Figure content listings -
**********

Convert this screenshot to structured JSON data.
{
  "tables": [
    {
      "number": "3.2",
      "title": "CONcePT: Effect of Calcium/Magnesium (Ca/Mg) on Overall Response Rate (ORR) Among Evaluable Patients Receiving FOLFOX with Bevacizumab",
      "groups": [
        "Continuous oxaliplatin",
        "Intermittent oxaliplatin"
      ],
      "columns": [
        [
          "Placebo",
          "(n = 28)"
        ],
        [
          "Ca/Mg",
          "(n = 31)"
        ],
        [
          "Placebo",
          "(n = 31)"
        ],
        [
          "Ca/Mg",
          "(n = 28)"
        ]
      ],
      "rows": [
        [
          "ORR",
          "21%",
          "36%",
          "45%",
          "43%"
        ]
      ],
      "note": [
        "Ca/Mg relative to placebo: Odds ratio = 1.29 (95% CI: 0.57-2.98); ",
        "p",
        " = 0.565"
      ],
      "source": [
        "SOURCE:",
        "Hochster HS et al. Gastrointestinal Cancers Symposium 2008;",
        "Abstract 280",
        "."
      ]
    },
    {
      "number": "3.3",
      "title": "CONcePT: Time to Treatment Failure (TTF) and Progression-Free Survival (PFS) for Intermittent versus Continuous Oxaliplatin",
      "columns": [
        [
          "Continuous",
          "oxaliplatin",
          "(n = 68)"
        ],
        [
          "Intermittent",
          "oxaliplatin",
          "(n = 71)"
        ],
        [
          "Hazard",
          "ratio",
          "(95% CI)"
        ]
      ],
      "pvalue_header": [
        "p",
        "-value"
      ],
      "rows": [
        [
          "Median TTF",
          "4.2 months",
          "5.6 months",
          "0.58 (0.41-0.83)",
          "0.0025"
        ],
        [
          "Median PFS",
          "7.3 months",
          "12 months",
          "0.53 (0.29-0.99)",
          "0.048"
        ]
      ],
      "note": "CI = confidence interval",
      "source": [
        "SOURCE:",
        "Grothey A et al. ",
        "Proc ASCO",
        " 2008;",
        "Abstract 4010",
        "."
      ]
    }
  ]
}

**********

Task requirements - Which lines hold the word "Intermittent"? Return all of them from the records above.

Written response -
        "Intermittent oxaliplatin"
      "title": "CONcePT: Time to Treatment Failure (TTF) and Progression-Free Survival (PFS) for Intermittent versus Continuous Oxaliplatin",
          "Intermittent",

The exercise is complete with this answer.